Records from a dataset |
========

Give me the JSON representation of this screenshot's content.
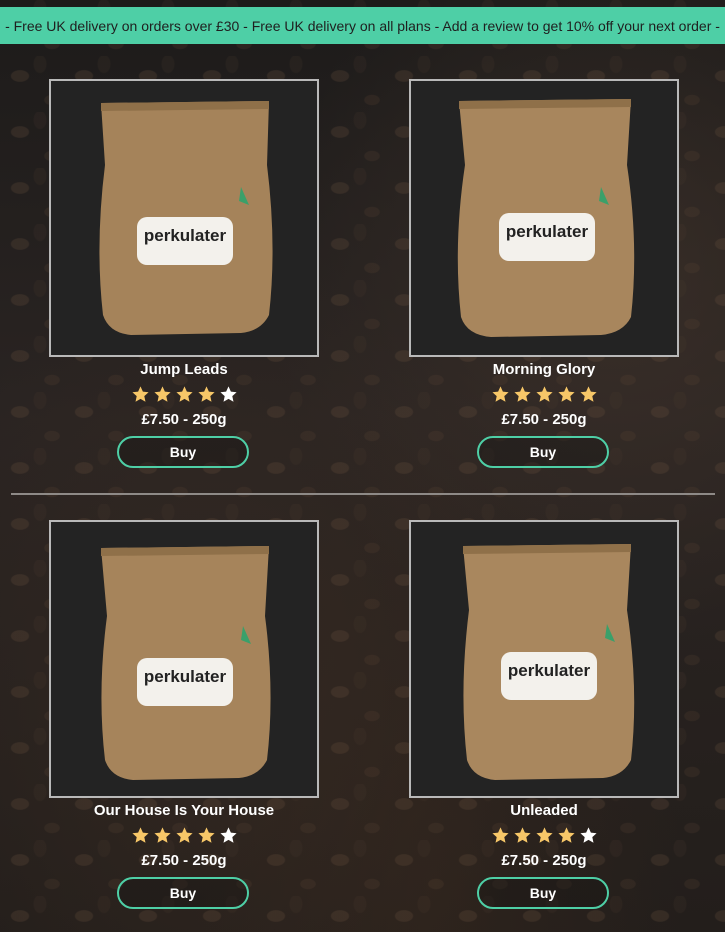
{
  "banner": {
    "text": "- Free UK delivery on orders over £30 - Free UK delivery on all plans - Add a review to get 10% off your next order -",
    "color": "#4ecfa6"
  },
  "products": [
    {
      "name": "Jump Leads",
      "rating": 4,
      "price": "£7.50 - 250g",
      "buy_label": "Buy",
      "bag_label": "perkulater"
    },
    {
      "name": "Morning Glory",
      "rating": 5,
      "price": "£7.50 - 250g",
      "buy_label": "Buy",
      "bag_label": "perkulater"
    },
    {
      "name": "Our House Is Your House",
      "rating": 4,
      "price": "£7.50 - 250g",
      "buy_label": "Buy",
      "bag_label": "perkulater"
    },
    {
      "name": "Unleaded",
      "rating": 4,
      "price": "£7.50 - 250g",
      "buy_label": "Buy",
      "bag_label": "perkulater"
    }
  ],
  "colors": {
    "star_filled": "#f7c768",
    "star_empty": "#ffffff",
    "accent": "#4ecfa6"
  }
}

========

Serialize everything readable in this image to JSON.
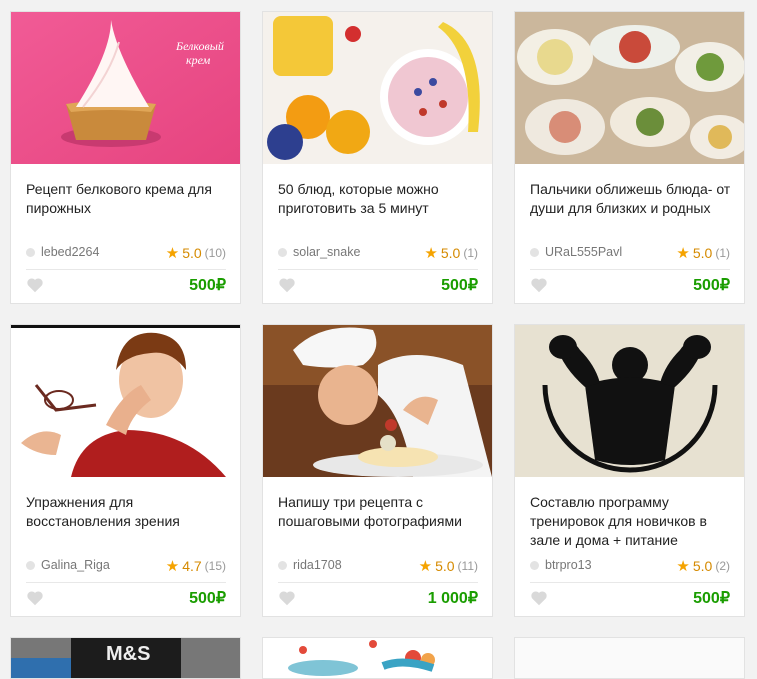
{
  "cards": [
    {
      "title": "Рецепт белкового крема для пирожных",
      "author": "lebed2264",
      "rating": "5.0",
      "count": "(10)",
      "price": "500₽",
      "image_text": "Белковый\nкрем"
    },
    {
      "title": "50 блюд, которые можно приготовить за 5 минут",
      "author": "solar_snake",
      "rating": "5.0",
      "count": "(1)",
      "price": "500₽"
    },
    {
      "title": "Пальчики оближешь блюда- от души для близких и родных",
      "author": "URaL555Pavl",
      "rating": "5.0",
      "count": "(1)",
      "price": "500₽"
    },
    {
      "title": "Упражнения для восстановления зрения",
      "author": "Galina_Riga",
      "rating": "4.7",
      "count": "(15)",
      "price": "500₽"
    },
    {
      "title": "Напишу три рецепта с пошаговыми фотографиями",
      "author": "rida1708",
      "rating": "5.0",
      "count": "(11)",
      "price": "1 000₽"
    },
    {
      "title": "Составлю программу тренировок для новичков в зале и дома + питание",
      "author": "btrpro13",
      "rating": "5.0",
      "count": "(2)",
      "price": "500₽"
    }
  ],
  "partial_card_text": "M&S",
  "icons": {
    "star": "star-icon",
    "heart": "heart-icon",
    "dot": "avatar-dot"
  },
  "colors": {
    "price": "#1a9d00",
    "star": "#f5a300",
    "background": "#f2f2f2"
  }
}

========

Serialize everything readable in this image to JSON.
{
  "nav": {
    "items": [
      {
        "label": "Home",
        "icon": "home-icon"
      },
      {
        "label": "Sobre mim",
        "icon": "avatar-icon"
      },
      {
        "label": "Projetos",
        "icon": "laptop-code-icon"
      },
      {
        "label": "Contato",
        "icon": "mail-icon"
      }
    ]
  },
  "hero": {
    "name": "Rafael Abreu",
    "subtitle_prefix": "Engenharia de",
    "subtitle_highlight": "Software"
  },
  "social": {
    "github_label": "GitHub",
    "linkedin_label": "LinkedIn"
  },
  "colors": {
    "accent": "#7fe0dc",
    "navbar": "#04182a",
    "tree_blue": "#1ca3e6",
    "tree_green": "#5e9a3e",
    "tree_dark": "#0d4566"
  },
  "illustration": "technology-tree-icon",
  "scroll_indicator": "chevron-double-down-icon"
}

========

The lines to collect are those holding the string "author"; copy them all.

      "author": "lebed2264",
      "author": "solar_snake",
      "author": "URaL555Pavl",
      "author": "Galina_Riga",
      "author": "rida1708",
      "author": "btrpro13",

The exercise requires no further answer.